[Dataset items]
----------------------------------------
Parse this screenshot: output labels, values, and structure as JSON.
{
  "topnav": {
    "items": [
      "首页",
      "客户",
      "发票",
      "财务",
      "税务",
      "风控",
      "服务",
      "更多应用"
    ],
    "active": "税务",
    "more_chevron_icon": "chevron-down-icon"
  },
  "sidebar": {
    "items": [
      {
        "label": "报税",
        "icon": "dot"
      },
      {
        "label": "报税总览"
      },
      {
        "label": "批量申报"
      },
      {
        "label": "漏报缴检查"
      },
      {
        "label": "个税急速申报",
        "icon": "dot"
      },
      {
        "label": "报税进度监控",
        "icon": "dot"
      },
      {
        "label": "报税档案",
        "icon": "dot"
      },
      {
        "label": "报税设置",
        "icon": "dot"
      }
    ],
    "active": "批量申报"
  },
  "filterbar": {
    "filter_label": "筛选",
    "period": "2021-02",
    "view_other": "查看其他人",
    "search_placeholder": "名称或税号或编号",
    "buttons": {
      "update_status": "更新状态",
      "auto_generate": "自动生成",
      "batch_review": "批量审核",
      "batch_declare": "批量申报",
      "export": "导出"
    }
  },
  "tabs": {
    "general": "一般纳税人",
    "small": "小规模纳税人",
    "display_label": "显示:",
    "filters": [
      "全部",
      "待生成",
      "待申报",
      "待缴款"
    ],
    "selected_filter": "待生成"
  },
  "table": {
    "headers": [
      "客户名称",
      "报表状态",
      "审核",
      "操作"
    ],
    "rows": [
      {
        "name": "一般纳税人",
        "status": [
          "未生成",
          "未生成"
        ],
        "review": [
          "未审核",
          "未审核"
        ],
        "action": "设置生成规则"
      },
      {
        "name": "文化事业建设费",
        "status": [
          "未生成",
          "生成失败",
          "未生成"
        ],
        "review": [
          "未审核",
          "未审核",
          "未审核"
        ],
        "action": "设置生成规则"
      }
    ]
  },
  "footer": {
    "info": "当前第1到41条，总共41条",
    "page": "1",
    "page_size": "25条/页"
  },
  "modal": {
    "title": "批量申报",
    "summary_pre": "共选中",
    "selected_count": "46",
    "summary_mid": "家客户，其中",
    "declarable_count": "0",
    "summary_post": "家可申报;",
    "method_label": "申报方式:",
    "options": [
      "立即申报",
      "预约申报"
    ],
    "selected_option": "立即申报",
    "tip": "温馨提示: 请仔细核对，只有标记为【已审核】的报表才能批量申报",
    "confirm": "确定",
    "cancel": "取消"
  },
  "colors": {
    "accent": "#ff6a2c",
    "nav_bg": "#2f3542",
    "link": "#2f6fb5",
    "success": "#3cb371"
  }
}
----------------------------------------
Exercise goal :: The records above must be output exactly, in full.

Solution to this task ::
Parse this screenshot: output labels, values, and structure as JSON.
{
  "topnav": {
    "items": [
      "首页",
      "客户",
      "发票",
      "财务",
      "税务",
      "风控",
      "服务",
      "更多应用"
    ],
    "active": "税务",
    "more_chevron_icon": "chevron-down-icon"
  },
  "sidebar": {
    "items": [
      {
        "label": "报税",
        "icon": "dot"
      },
      {
        "label": "报税总览"
      },
      {
        "label": "批量申报"
      },
      {
        "label": "漏报缴检查"
      },
      {
        "label": "个税急速申报",
        "icon": "dot"
      },
      {
        "label": "报税进度监控",
        "icon": "dot"
      },
      {
        "label": "报税档案",
        "icon": "dot"
      },
      {
        "label": "报税设置",
        "icon": "dot"
      }
    ],
    "active": "批量申报"
  },
  "filterbar": {
    "filter_label": "筛选",
    "period": "2021-02",
    "view_other": "查看其他人",
    "search_placeholder": "名称或税号或编号",
    "buttons": {
      "update_status": "更新状态",
      "auto_generate": "自动生成",
      "batch_review": "批量审核",
      "batch_declare": "批量申报",
      "export": "导出"
    }
  },
  "tabs": {
    "general": "一般纳税人",
    "small": "小规模纳税人",
    "display_label": "显示:",
    "filters": [
      "全部",
      "待生成",
      "待申报",
      "待缴款"
    ],
    "selected_filter": "待生成"
  },
  "table": {
    "headers": [
      "客户名称",
      "报表状态",
      "审核",
      "操作"
    ],
    "rows": [
      {
        "name": "一般纳税人",
        "status": [
          "未生成",
          "未生成"
        ],
        "review": [
          "未审核",
          "未审核"
        ],
        "action": "设置生成规则"
      },
      {
        "name": "文化事业建设费",
        "status": [
          "未生成",
          "生成失败",
          "未生成"
        ],
        "review": [
          "未审核",
          "未审核",
          "未审核"
        ],
        "action": "设置生成规则"
      }
    ]
  },
  "footer": {
    "info": "当前第1到41条，总共41条",
    "page": "1",
    "page_size": "25条/页"
  },
  "modal": {
    "title": "批量申报",
    "summary_pre": "共选中",
    "selected_count": "46",
    "summary_mid": "家客户，其中",
    "declarable_count": "0",
    "summary_post": "家可申报;",
    "method_label": "申报方式:",
    "options": [
      "立即申报",
      "预约申报"
    ],
    "selected_option": "立即申报",
    "tip": "温馨提示: 请仔细核对，只有标记为【已审核】的报表才能批量申报",
    "confirm": "确定",
    "cancel": "取消"
  },
  "colors": {
    "accent": "#ff6a2c",
    "nav_bg": "#2f3542",
    "link": "#2f6fb5",
    "success": "#3cb371"
  }
}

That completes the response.